* [Data section]

# # # #

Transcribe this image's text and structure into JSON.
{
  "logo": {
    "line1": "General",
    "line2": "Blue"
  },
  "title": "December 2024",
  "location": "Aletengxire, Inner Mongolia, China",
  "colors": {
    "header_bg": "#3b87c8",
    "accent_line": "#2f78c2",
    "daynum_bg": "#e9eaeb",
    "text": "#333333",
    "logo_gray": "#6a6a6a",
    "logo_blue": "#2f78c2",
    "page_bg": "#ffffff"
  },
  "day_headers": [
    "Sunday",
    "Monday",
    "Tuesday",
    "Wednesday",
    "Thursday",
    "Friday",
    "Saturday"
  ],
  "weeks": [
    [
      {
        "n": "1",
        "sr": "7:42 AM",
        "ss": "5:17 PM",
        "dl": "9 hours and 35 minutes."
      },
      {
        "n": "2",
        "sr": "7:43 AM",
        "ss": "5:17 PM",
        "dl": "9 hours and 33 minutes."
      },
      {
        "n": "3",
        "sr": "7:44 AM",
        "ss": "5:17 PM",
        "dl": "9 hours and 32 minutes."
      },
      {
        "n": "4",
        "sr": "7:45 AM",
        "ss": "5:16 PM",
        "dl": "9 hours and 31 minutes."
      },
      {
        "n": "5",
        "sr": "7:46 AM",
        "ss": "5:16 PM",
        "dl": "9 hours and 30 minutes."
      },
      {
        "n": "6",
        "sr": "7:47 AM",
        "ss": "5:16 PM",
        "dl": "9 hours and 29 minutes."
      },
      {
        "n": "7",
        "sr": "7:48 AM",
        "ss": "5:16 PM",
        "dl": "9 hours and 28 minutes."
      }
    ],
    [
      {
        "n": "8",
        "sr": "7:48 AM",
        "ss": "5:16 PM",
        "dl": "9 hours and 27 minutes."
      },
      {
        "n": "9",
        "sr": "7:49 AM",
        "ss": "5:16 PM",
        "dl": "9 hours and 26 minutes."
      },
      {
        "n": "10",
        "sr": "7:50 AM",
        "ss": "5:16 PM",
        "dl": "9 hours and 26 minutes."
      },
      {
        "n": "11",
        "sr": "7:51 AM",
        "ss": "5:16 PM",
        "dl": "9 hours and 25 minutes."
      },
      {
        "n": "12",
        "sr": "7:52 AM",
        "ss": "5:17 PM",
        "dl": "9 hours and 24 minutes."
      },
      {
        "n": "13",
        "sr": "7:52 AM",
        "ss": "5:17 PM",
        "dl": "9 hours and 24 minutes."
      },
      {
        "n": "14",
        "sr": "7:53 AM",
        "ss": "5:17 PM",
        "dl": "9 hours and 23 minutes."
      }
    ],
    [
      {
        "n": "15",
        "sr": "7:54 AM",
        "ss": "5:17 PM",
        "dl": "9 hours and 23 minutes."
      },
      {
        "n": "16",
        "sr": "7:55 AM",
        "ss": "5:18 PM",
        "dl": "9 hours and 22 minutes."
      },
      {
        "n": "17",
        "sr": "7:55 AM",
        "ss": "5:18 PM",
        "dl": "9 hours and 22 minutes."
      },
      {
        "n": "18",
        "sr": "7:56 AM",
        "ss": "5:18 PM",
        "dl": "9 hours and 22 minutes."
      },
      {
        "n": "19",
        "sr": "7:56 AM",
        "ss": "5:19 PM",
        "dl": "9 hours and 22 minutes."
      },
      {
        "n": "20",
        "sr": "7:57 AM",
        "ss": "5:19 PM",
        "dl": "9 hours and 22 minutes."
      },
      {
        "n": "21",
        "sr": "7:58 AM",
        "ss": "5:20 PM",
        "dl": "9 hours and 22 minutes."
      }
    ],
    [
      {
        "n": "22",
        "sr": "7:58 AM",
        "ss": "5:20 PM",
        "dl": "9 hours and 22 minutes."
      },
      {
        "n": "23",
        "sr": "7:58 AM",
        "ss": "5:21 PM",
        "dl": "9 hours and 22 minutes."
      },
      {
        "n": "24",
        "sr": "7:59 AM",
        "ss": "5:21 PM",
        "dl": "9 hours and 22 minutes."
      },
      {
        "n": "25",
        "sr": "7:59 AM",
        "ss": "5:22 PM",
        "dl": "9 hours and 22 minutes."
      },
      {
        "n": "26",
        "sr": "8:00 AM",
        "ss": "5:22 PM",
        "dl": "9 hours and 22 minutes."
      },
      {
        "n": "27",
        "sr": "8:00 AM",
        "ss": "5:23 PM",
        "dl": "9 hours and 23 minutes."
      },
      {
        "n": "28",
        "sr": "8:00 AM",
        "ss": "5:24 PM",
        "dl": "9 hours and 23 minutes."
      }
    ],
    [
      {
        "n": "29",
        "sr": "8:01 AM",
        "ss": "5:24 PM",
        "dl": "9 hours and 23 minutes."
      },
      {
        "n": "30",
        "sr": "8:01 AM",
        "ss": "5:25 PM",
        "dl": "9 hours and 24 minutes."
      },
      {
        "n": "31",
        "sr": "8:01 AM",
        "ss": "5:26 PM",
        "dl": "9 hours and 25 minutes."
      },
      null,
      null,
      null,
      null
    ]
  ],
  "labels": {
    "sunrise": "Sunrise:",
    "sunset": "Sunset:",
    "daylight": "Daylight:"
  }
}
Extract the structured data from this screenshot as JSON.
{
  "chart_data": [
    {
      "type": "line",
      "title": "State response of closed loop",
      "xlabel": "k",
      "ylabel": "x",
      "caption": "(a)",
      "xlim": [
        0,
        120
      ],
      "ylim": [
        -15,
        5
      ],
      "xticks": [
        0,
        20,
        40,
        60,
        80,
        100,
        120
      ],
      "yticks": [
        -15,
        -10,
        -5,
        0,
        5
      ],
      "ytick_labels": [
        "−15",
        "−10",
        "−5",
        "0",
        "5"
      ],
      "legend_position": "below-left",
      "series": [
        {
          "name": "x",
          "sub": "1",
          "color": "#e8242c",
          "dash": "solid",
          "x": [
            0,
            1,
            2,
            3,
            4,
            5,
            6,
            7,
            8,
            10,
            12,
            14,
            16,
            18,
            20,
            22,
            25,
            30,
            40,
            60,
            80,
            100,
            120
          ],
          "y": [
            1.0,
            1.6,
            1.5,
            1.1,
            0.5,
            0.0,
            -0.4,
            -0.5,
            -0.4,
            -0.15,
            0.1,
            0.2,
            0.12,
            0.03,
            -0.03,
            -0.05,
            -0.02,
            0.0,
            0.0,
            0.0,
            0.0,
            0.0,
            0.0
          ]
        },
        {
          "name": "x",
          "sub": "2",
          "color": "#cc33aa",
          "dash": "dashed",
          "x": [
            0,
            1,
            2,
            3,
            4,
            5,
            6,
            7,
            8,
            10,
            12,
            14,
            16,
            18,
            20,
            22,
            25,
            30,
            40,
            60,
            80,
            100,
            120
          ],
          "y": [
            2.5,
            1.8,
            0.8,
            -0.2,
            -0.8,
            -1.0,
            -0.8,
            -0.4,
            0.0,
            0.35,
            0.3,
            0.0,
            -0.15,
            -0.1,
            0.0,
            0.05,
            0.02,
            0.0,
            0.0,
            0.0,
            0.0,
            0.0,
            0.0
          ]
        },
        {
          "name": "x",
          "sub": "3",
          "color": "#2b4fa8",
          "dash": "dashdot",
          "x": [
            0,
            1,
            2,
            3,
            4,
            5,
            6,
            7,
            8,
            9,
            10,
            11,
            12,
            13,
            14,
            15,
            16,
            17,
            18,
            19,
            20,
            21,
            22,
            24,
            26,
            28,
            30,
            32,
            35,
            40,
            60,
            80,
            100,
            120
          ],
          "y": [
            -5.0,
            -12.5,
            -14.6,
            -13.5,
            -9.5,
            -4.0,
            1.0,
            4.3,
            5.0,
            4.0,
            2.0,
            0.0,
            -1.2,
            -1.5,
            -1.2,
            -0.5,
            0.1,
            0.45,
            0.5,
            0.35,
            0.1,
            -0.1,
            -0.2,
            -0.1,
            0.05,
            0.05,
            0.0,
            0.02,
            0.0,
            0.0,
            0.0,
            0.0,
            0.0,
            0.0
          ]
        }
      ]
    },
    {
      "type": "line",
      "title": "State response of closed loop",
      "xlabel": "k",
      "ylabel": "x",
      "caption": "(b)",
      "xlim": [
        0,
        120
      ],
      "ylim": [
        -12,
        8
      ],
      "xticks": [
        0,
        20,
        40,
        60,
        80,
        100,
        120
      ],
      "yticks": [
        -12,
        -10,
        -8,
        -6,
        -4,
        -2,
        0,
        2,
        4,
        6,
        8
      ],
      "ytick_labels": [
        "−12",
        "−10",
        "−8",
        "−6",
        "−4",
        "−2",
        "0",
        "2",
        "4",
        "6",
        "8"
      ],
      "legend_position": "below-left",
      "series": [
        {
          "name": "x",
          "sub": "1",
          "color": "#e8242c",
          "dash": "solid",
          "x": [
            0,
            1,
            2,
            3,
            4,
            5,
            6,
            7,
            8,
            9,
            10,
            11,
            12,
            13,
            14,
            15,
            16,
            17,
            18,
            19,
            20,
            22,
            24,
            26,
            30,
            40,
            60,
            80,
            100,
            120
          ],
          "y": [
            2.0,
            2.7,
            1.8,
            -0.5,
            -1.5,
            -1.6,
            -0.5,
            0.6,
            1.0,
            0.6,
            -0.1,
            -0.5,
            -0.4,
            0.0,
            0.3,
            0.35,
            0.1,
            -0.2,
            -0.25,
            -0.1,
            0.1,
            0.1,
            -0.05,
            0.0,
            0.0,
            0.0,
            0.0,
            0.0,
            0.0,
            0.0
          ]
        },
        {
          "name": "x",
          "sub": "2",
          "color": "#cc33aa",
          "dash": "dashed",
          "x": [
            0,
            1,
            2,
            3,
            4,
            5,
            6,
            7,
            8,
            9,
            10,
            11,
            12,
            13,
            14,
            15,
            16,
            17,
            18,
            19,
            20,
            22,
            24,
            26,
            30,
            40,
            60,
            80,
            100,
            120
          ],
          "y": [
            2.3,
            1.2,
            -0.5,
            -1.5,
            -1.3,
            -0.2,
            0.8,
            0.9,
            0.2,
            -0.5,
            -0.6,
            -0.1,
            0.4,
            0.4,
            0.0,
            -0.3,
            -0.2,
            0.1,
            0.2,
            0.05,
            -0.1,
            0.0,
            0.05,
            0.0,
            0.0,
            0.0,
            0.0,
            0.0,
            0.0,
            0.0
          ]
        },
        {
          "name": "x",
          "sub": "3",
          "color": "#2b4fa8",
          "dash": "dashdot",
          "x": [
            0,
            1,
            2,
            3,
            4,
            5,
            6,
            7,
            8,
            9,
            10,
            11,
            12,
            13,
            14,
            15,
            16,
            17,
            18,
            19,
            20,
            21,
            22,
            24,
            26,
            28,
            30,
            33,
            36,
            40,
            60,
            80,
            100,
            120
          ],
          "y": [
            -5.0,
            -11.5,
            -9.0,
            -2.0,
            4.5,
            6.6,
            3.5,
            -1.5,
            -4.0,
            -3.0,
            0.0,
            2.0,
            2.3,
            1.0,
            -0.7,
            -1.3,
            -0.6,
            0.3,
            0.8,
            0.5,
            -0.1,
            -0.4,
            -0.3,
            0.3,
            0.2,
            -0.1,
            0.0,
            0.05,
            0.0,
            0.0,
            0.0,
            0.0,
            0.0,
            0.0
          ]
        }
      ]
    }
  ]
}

# # # #

* [Problem statement]
Copy each line of the preceding data that contains the string "JSON".

* [Answer for the task]
Transcribe this image's text and structure into JSON.
Extract the structured data from this screenshot as JSON.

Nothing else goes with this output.